Stored data entries
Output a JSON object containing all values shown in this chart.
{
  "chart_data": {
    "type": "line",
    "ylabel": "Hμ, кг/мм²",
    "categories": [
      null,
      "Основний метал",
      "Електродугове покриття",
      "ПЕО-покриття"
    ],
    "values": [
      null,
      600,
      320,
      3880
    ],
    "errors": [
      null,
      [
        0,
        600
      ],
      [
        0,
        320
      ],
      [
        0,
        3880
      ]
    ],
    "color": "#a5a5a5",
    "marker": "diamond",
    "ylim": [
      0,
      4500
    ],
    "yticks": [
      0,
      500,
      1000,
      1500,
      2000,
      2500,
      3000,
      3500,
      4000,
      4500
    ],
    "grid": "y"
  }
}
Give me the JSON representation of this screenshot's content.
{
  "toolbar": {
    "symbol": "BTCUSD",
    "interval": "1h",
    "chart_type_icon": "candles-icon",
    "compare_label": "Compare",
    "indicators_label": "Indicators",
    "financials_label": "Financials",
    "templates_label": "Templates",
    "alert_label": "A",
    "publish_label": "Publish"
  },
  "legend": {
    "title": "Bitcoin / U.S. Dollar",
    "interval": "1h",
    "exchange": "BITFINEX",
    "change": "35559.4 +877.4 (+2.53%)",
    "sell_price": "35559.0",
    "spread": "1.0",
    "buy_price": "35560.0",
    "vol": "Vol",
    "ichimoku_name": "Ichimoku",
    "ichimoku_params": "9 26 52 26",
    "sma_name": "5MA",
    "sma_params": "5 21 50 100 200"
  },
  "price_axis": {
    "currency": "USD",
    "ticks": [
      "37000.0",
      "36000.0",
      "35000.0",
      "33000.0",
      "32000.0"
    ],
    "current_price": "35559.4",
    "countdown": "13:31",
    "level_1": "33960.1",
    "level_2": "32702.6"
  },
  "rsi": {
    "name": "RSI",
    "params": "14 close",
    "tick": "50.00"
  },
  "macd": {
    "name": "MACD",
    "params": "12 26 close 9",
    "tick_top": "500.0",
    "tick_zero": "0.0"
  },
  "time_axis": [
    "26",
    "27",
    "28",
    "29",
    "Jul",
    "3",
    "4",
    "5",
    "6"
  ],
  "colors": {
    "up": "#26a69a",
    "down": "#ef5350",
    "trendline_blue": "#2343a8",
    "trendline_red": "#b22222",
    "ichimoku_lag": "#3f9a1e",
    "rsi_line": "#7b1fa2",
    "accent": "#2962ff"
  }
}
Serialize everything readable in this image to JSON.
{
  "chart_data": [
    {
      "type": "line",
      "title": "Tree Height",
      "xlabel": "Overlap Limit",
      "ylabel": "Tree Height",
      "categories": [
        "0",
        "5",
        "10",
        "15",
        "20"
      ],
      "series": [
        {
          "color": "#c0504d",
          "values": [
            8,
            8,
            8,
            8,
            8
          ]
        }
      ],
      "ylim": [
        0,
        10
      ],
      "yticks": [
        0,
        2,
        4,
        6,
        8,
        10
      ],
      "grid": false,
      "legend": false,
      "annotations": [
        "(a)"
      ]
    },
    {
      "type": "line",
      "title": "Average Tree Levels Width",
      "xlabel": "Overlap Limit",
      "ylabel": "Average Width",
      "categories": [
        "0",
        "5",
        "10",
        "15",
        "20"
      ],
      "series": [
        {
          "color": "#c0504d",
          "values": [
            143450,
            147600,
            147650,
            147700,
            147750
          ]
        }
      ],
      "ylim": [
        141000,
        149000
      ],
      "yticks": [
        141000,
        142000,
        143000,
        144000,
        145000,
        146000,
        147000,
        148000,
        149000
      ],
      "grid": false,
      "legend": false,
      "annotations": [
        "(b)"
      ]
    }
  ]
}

◆ GOAL
Print out every record again, exactly and in full.

◆ SOLVED PROBLEM
Output a JSON object containing all values shown in this chart.
{
  "chart_data": {
    "type": "line",
    "ylabel": "Hμ, кг/мм²",
    "categories": [
      null,
      "Основний метал",
      "Електродугове покриття",
      "ПЕО-покриття"
    ],
    "values": [
      null,
      600,
      320,
      3880
    ],
    "errors": [
      null,
      [
        0,
        600
      ],
      [
        0,
        320
      ],
      [
        0,
        3880
      ]
    ],
    "color": "#a5a5a5",
    "marker": "diamond",
    "ylim": [
      0,
      4500
    ],
    "yticks": [
      0,
      500,
      1000,
      1500,
      2000,
      2500,
      3000,
      3500,
      4000,
      4500
    ],
    "grid": "y"
  }
}
Give me the JSON representation of this screenshot's content.
{
  "toolbar": {
    "symbol": "BTCUSD",
    "interval": "1h",
    "chart_type_icon": "candles-icon",
    "compare_label": "Compare",
    "indicators_label": "Indicators",
    "financials_label": "Financials",
    "templates_label": "Templates",
    "alert_label": "A",
    "publish_label": "Publish"
  },
  "legend": {
    "title": "Bitcoin / U.S. Dollar",
    "interval": "1h",
    "exchange": "BITFINEX",
    "change": "35559.4 +877.4 (+2.53%)",
    "sell_price": "35559.0",
    "spread": "1.0",
    "buy_price": "35560.0",
    "vol": "Vol",
    "ichimoku_name": "Ichimoku",
    "ichimoku_params": "9 26 52 26",
    "sma_name": "5MA",
    "sma_params": "5 21 50 100 200"
  },
  "price_axis": {
    "currency": "USD",
    "ticks": [
      "37000.0",
      "36000.0",
      "35000.0",
      "33000.0",
      "32000.0"
    ],
    "current_price": "35559.4",
    "countdown": "13:31",
    "level_1": "33960.1",
    "level_2": "32702.6"
  },
  "rsi": {
    "name": "RSI",
    "params": "14 close",
    "tick": "50.00"
  },
  "macd": {
    "name": "MACD",
    "params": "12 26 close 9",
    "tick_top": "500.0",
    "tick_zero": "0.0"
  },
  "time_axis": [
    "26",
    "27",
    "28",
    "29",
    "Jul",
    "3",
    "4",
    "5",
    "6"
  ],
  "colors": {
    "up": "#26a69a",
    "down": "#ef5350",
    "trendline_blue": "#2343a8",
    "trendline_red": "#b22222",
    "ichimoku_lag": "#3f9a1e",
    "rsi_line": "#7b1fa2",
    "accent": "#2962ff"
  }
}
Serialize everything readable in this image to JSON.
{
  "chart_data": [
    {
      "type": "line",
      "title": "Tree Height",
      "xlabel": "Overlap Limit",
      "ylabel": "Tree Height",
      "categories": [
        "0",
        "5",
        "10",
        "15",
        "20"
      ],
      "series": [
        {
          "color": "#c0504d",
          "values": [
            8,
            8,
            8,
            8,
            8
          ]
        }
      ],
      "ylim": [
        0,
        10
      ],
      "yticks": [
        0,
        2,
        4,
        6,
        8,
        10
      ],
      "grid": false,
      "legend": false,
      "annotations": [
        "(a)"
      ]
    },
    {
      "type": "line",
      "title": "Average Tree Levels Width",
      "xlabel": "Overlap Limit",
      "ylabel": "Average Width",
      "categories": [
        "0",
        "5",
        "10",
        "15",
        "20"
      ],
      "series": [
        {
          "color": "#c0504d",
          "values": [
            143450,
            147600,
            147650,
            147700,
            147750
          ]
        }
      ],
      "ylim": [
        141000,
        149000
      ],
      "yticks": [
        141000,
        142000,
        143000,
        144000,
        145000,
        146000,
        147000,
        148000,
        149000
      ],
      "grid": false,
      "legend": false,
      "annotations": [
        "(b)"
      ]
    }
  ]
}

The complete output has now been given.